··· TASK INPUT ···

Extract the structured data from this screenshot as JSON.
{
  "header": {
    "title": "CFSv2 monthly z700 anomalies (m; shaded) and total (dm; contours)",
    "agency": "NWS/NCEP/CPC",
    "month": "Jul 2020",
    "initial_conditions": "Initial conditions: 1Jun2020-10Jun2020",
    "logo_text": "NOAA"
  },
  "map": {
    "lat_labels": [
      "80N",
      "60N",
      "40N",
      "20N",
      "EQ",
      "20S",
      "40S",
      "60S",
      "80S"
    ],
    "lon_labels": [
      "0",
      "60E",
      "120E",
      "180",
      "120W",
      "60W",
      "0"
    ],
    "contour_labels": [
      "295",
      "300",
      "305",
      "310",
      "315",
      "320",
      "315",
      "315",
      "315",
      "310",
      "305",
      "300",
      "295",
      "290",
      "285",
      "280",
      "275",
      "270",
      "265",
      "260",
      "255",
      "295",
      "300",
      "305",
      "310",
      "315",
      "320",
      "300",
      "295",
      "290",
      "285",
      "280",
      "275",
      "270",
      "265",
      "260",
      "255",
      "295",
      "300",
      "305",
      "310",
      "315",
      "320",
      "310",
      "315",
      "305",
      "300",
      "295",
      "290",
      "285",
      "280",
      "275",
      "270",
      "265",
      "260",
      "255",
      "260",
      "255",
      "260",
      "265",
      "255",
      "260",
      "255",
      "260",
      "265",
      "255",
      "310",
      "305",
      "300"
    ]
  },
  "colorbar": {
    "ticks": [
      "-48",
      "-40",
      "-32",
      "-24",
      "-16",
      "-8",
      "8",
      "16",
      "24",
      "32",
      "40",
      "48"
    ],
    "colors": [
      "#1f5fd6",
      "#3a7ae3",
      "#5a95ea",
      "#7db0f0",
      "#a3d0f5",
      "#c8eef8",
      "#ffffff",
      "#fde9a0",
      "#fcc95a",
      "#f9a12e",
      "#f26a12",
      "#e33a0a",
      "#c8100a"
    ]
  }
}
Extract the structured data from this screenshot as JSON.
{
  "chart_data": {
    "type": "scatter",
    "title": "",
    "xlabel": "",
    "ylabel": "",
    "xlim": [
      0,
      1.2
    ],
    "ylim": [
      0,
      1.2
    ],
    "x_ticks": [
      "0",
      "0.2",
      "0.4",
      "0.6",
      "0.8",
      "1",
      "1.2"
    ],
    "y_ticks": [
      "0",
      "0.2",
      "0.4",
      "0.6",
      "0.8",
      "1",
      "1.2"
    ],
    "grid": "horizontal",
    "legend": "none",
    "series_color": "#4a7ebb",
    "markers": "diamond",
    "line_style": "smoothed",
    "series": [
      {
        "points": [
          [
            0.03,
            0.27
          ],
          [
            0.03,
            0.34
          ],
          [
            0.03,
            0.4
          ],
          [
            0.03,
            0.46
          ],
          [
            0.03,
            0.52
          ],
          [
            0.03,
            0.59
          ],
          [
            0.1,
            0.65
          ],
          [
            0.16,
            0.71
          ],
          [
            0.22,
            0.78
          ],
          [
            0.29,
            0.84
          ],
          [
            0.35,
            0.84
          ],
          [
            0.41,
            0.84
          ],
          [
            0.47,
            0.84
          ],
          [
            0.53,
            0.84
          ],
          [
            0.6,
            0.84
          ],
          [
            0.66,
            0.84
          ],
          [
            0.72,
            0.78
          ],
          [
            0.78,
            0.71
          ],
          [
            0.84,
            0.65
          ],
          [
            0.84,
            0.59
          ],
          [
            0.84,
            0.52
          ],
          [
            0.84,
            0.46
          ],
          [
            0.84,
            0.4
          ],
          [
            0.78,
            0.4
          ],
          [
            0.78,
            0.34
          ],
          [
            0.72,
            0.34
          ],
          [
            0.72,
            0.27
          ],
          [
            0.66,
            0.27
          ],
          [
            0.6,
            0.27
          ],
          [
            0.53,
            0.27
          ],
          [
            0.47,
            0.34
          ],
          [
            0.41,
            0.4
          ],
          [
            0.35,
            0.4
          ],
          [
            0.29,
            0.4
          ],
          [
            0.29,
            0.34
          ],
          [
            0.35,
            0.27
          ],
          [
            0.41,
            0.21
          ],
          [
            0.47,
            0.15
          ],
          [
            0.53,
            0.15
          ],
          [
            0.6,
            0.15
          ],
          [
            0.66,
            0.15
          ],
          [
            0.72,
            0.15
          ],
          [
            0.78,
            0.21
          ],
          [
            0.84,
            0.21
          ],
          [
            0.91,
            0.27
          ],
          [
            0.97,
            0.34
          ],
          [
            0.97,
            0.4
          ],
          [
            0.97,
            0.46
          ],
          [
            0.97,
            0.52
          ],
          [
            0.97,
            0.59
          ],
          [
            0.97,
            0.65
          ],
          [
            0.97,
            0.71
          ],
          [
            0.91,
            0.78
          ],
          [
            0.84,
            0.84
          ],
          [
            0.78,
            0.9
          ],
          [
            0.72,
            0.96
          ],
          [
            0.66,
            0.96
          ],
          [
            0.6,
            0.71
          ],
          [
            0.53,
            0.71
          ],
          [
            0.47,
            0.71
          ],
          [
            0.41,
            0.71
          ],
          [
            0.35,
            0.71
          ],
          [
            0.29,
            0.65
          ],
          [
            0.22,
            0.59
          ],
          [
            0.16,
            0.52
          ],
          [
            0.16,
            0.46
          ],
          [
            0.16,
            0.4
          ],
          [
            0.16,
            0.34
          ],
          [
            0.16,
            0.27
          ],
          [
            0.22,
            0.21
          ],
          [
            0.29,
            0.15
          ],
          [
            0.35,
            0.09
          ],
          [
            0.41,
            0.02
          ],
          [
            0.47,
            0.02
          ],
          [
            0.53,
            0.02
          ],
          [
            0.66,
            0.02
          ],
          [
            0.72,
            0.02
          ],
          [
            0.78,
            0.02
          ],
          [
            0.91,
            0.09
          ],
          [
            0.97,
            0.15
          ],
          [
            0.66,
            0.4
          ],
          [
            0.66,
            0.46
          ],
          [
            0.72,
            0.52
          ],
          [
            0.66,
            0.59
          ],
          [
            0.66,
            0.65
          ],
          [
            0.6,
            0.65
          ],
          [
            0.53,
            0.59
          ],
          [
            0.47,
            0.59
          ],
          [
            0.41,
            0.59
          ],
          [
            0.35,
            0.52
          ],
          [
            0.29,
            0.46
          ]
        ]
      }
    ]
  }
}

···

EXERCISE DESCRIPTION: Transcribe every entry exactly.

EXERCISE ANSWER:
Extract the structured data from this screenshot as JSON.
{
  "header": {
    "title": "CFSv2 monthly z700 anomalies (m; shaded) and total (dm; contours)",
    "agency": "NWS/NCEP/CPC",
    "month": "Jul 2020",
    "initial_conditions": "Initial conditions: 1Jun2020-10Jun2020",
    "logo_text": "NOAA"
  },
  "map": {
    "lat_labels": [
      "80N",
      "60N",
      "40N",
      "20N",
      "EQ",
      "20S",
      "40S",
      "60S",
      "80S"
    ],
    "lon_labels": [
      "0",
      "60E",
      "120E",
      "180",
      "120W",
      "60W",
      "0"
    ],
    "contour_labels": [
      "295",
      "300",
      "305",
      "310",
      "315",
      "320",
      "315",
      "315",
      "315",
      "310",
      "305",
      "300",
      "295",
      "290",
      "285",
      "280",
      "275",
      "270",
      "265",
      "260",
      "255",
      "295",
      "300",
      "305",
      "310",
      "315",
      "320",
      "300",
      "295",
      "290",
      "285",
      "280",
      "275",
      "270",
      "265",
      "260",
      "255",
      "295",
      "300",
      "305",
      "310",
      "315",
      "320",
      "310",
      "315",
      "305",
      "300",
      "295",
      "290",
      "285",
      "280",
      "275",
      "270",
      "265",
      "260",
      "255",
      "260",
      "255",
      "260",
      "265",
      "255",
      "260",
      "255",
      "260",
      "265",
      "255",
      "310",
      "305",
      "300"
    ]
  },
  "colorbar": {
    "ticks": [
      "-48",
      "-40",
      "-32",
      "-24",
      "-16",
      "-8",
      "8",
      "16",
      "24",
      "32",
      "40",
      "48"
    ],
    "colors": [
      "#1f5fd6",
      "#3a7ae3",
      "#5a95ea",
      "#7db0f0",
      "#a3d0f5",
      "#c8eef8",
      "#ffffff",
      "#fde9a0",
      "#fcc95a",
      "#f9a12e",
      "#f26a12",
      "#e33a0a",
      "#c8100a"
    ]
  }
}
Extract the structured data from this screenshot as JSON.
{
  "chart_data": {
    "type": "scatter",
    "title": "",
    "xlabel": "",
    "ylabel": "",
    "xlim": [
      0,
      1.2
    ],
    "ylim": [
      0,
      1.2
    ],
    "x_ticks": [
      "0",
      "0.2",
      "0.4",
      "0.6",
      "0.8",
      "1",
      "1.2"
    ],
    "y_ticks": [
      "0",
      "0.2",
      "0.4",
      "0.6",
      "0.8",
      "1",
      "1.2"
    ],
    "grid": "horizontal",
    "legend": "none",
    "series_color": "#4a7ebb",
    "markers": "diamond",
    "line_style": "smoothed",
    "series": [
      {
        "points": [
          [
            0.03,
            0.27
          ],
          [
            0.03,
            0.34
          ],
          [
            0.03,
            0.4
          ],
          [
            0.03,
            0.46
          ],
          [
            0.03,
            0.52
          ],
          [
            0.03,
            0.59
          ],
          [
            0.1,
            0.65
          ],
          [
            0.16,
            0.71
          ],
          [
            0.22,
            0.78
          ],
          [
            0.29,
            0.84
          ],
          [
            0.35,
            0.84
          ],
          [
            0.41,
            0.84
          ],
          [
            0.47,
            0.84
          ],
          [
            0.53,
            0.84
          ],
          [
            0.6,
            0.84
          ],
          [
            0.66,
            0.84
          ],
          [
            0.72,
            0.78
          ],
          [
            0.78,
            0.71
          ],
          [
            0.84,
            0.65
          ],
          [
            0.84,
            0.59
          ],
          [
            0.84,
            0.52
          ],
          [
            0.84,
            0.46
          ],
          [
            0.84,
            0.4
          ],
          [
            0.78,
            0.4
          ],
          [
            0.78,
            0.34
          ],
          [
            0.72,
            0.34
          ],
          [
            0.72,
            0.27
          ],
          [
            0.66,
            0.27
          ],
          [
            0.6,
            0.27
          ],
          [
            0.53,
            0.27
          ],
          [
            0.47,
            0.34
          ],
          [
            0.41,
            0.4
          ],
          [
            0.35,
            0.4
          ],
          [
            0.29,
            0.4
          ],
          [
            0.29,
            0.34
          ],
          [
            0.35,
            0.27
          ],
          [
            0.41,
            0.21
          ],
          [
            0.47,
            0.15
          ],
          [
            0.53,
            0.15
          ],
          [
            0.6,
            0.15
          ],
          [
            0.66,
            0.15
          ],
          [
            0.72,
            0.15
          ],
          [
            0.78,
            0.21
          ],
          [
            0.84,
            0.21
          ],
          [
            0.91,
            0.27
          ],
          [
            0.97,
            0.34
          ],
          [
            0.97,
            0.4
          ],
          [
            0.97,
            0.46
          ],
          [
            0.97,
            0.52
          ],
          [
            0.97,
            0.59
          ],
          [
            0.97,
            0.65
          ],
          [
            0.97,
            0.71
          ],
          [
            0.91,
            0.78
          ],
          [
            0.84,
            0.84
          ],
          [
            0.78,
            0.9
          ],
          [
            0.72,
            0.96
          ],
          [
            0.66,
            0.96
          ],
          [
            0.6,
            0.71
          ],
          [
            0.53,
            0.71
          ],
          [
            0.47,
            0.71
          ],
          [
            0.41,
            0.71
          ],
          [
            0.35,
            0.71
          ],
          [
            0.29,
            0.65
          ],
          [
            0.22,
            0.59
          ],
          [
            0.16,
            0.52
          ],
          [
            0.16,
            0.46
          ],
          [
            0.16,
            0.4
          ],
          [
            0.16,
            0.34
          ],
          [
            0.16,
            0.27
          ],
          [
            0.22,
            0.21
          ],
          [
            0.29,
            0.15
          ],
          [
            0.35,
            0.09
          ],
          [
            0.41,
            0.02
          ],
          [
            0.47,
            0.02
          ],
          [
            0.53,
            0.02
          ],
          [
            0.66,
            0.02
          ],
          [
            0.72,
            0.02
          ],
          [
            0.78,
            0.02
          ],
          [
            0.91,
            0.09
          ],
          [
            0.97,
            0.15
          ],
          [
            0.66,
            0.4
          ],
          [
            0.66,
            0.46
          ],
          [
            0.72,
            0.52
          ],
          [
            0.66,
            0.59
          ],
          [
            0.66,
            0.65
          ],
          [
            0.6,
            0.65
          ],
          [
            0.53,
            0.59
          ],
          [
            0.47,
            0.59
          ],
          [
            0.41,
            0.59
          ],
          [
            0.35,
            0.52
          ],
          [
            0.29,
            0.46
          ]
        ]
      }
    ]
  }
}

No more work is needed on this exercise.